-- Start of EXERCISE MATERIALS --
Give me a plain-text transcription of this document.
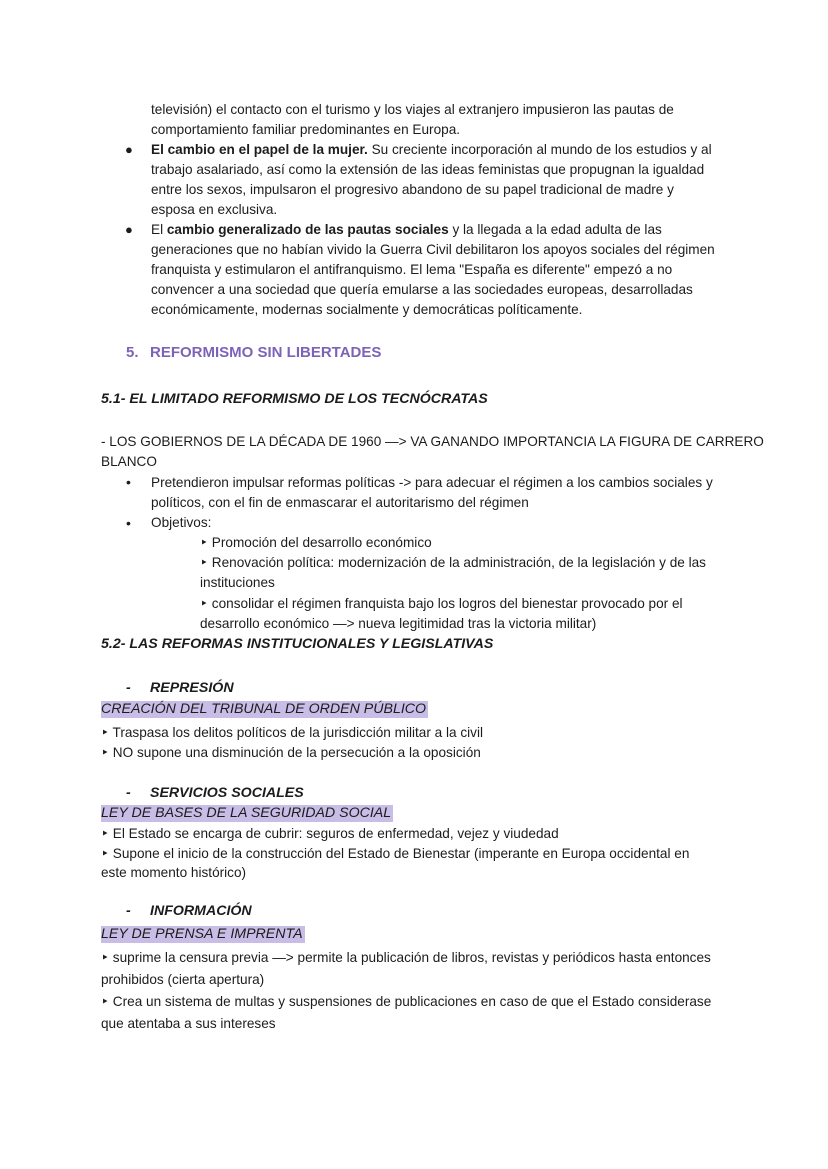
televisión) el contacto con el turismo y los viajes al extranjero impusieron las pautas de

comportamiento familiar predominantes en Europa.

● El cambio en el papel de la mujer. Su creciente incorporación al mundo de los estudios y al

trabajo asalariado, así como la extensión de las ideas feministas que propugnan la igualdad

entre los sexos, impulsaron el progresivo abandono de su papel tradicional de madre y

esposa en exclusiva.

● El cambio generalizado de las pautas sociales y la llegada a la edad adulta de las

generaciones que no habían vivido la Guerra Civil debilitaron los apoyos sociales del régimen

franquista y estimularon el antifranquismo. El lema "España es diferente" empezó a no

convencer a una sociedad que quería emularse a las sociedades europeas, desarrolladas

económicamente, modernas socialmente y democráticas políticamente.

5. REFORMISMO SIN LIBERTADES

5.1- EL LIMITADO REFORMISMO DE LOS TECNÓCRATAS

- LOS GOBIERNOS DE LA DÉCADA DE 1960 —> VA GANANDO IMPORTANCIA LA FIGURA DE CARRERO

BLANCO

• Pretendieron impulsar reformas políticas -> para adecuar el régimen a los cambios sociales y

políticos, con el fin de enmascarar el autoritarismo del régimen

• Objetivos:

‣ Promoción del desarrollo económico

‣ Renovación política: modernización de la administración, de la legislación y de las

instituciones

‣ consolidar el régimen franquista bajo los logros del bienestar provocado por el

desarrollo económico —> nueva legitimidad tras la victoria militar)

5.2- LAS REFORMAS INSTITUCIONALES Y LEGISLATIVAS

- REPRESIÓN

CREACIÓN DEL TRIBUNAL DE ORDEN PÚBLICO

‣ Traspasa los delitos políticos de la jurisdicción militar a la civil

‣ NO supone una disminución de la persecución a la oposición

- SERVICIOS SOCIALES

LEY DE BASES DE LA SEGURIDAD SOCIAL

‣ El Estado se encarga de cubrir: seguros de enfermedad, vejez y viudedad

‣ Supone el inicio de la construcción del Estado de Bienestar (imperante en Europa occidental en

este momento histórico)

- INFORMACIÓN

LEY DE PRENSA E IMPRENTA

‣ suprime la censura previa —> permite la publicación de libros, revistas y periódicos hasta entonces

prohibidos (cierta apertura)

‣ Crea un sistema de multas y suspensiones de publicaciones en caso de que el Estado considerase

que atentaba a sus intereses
-- End of EXERCISE MATERIALS --
-- Start of EXERCISE MATERIALS --
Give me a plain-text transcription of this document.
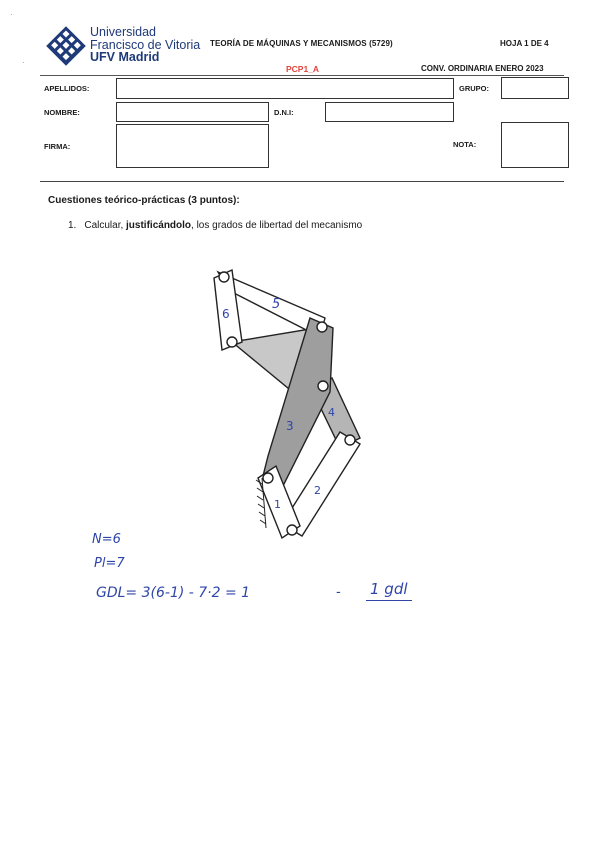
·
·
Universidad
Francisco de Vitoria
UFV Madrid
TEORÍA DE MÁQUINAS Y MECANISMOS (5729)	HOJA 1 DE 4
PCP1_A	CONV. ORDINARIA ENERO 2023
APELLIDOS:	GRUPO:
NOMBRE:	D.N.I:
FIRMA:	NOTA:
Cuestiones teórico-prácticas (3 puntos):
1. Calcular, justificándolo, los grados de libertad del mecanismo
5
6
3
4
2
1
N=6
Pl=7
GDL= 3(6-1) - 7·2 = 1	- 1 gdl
-- End of EXERCISE MATERIALS --
-- Start of EXERCISE MATERIALS --
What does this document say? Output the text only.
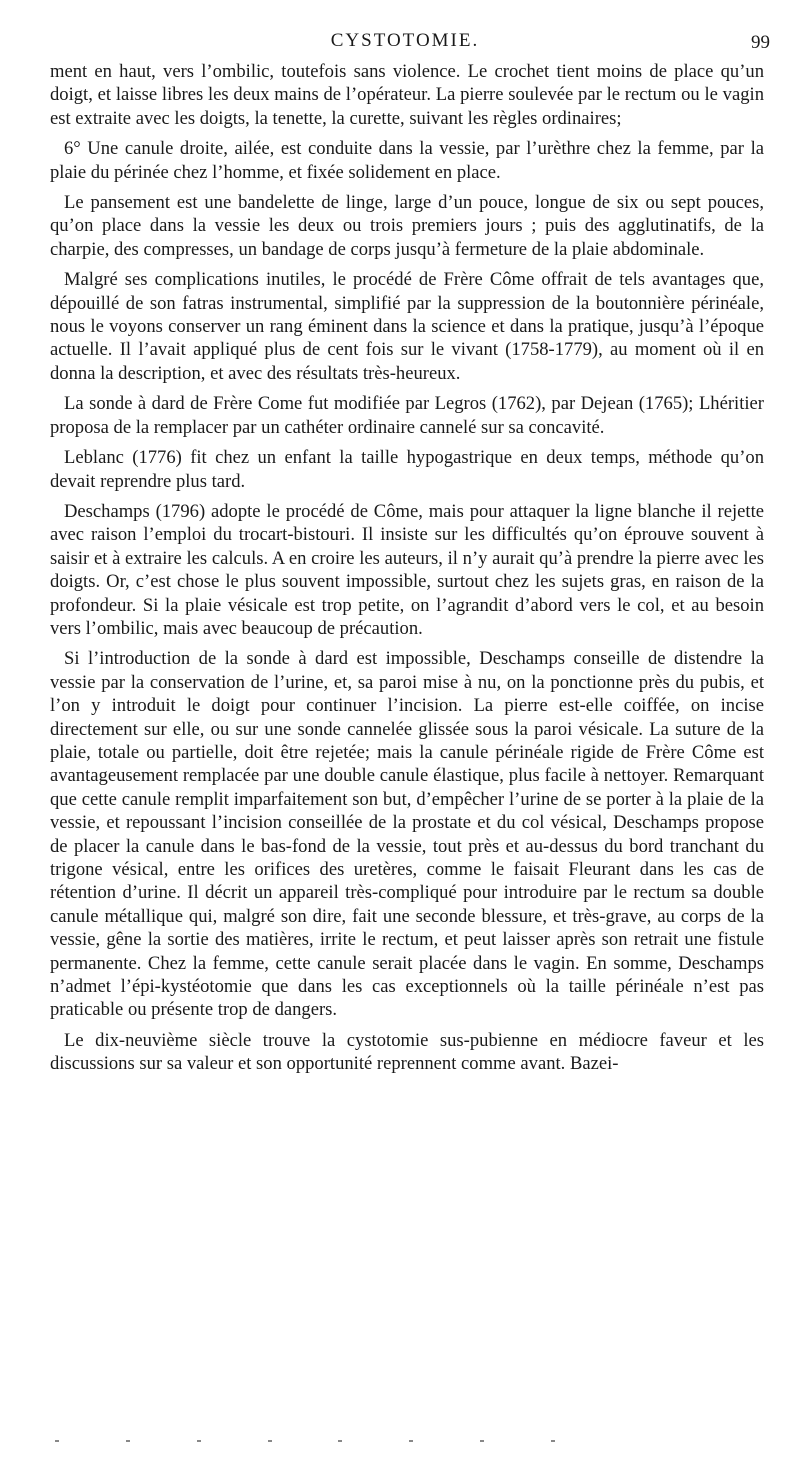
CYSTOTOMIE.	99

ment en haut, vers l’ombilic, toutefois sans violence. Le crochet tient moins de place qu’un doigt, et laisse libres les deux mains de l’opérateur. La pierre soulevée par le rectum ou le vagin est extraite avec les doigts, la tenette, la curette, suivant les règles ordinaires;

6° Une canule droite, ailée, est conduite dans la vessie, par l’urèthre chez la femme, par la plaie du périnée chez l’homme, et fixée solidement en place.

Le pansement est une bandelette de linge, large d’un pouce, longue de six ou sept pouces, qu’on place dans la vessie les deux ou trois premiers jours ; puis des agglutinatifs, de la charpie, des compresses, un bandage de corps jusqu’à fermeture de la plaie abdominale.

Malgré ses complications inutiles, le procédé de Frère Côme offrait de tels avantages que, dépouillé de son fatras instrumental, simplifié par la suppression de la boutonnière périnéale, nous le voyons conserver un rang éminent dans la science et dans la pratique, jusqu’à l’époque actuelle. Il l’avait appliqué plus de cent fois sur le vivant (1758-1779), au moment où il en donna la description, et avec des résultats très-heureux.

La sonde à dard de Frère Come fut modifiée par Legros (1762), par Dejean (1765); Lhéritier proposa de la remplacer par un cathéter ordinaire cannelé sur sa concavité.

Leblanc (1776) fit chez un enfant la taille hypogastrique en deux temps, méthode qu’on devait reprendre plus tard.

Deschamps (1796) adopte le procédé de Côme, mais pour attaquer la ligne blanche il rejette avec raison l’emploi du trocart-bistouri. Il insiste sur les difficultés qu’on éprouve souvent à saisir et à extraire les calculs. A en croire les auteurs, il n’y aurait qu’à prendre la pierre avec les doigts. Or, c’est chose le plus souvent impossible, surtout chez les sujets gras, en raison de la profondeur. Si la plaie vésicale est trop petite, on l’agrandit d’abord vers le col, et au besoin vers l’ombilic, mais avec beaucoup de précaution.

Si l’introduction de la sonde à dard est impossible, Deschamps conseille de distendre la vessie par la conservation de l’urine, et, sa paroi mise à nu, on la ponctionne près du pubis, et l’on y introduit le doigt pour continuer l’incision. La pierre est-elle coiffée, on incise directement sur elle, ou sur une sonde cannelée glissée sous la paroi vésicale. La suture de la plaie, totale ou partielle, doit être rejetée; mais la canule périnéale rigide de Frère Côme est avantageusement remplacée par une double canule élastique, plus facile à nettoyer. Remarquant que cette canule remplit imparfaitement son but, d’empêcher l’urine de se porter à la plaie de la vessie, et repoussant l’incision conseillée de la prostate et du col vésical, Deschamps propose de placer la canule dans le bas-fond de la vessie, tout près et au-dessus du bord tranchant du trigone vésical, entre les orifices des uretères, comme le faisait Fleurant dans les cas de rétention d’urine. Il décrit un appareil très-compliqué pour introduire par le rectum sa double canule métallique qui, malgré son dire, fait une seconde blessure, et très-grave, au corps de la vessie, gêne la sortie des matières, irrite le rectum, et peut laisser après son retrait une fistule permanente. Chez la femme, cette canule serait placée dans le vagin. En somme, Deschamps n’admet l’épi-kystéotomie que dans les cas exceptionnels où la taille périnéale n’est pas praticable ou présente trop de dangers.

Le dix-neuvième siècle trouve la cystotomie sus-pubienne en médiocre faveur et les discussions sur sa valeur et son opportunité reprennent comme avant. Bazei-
-- End of EXERCISE MATERIALS --
● **WHAT IS EXPECTED**
Find the word "políticos" in the entries, and copy every line it shows up in.

● **WRITTEN RESPONSE**
políticos, con el fin de enmascarar el autoritarismo del régimen
‣ Traspasa los delitos políticos de la jurisdicción militar a la civil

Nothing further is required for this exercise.